Write out the entire listing below exactly, with the pictures left out.
── ITEMS ──
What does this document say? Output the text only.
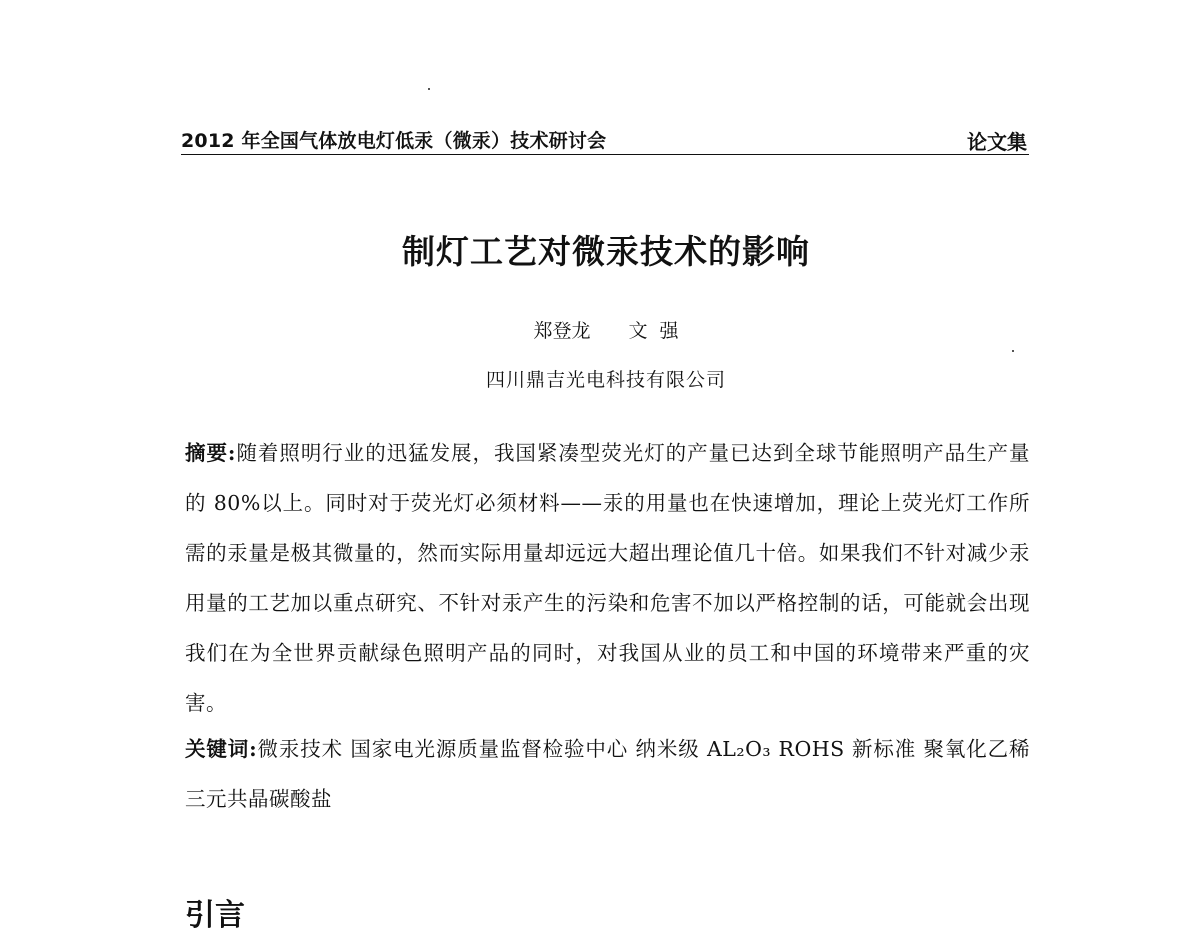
2012 年全国气体放电灯低汞（微汞）技术研讨会	论文集
制灯工艺对微汞技术的影响
郑登龙 文  强
四川鼎吉光电科技有限公司
摘要:随着照明行业的迅猛发展，我国紧凑型荧光灯的产量已达到全球节能照明产品生产量的 80%以上。同时对于荧光灯必须材料——汞的用量也在快速增加，理论上荧光灯工作所需的汞量是极其微量的，然而实际用量却远远大超出理论值几十倍。如果我们不针对减少汞用量的工艺加以重点研究、不针对汞产生的污染和危害不加以严格控制的话，可能就会出现我们在为全世界贡献绿色照明产品的同时，对我国从业的员工和中国的环境带来严重的灾害。
关键词:微汞技术 国家电光源质量监督检验中心 纳米级 AL₂O₃ ROHS 新标准 聚氧化乙稀 三元共晶碳酸盐
引言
───
TASK SOLUTION ->
What does this document say? Output the text only.
2012 年全国气体放电灯低汞（微汞）技术研讨会	论文集
制灯工艺对微汞技术的影响
郑登龙 文  强
四川鼎吉光电科技有限公司
摘要:随着照明行业的迅猛发展，我国紧凑型荧光灯的产量已达到全球节能照明产品生产量的 80%以上。同时对于荧光灯必须材料——汞的用量也在快速增加，理论上荧光灯工作所需的汞量是极其微量的，然而实际用量却远远大超出理论值几十倍。如果我们不针对减少汞用量的工艺加以重点研究、不针对汞产生的污染和危害不加以严格控制的话，可能就会出现我们在为全世界贡献绿色照明产品的同时，对我国从业的员工和中国的环境带来严重的灾害。
关键词:微汞技术 国家电光源质量监督检验中心 纳米级 AL₂O₃ ROHS 新标准 聚氧化乙稀 三元共晶碳酸盐
引言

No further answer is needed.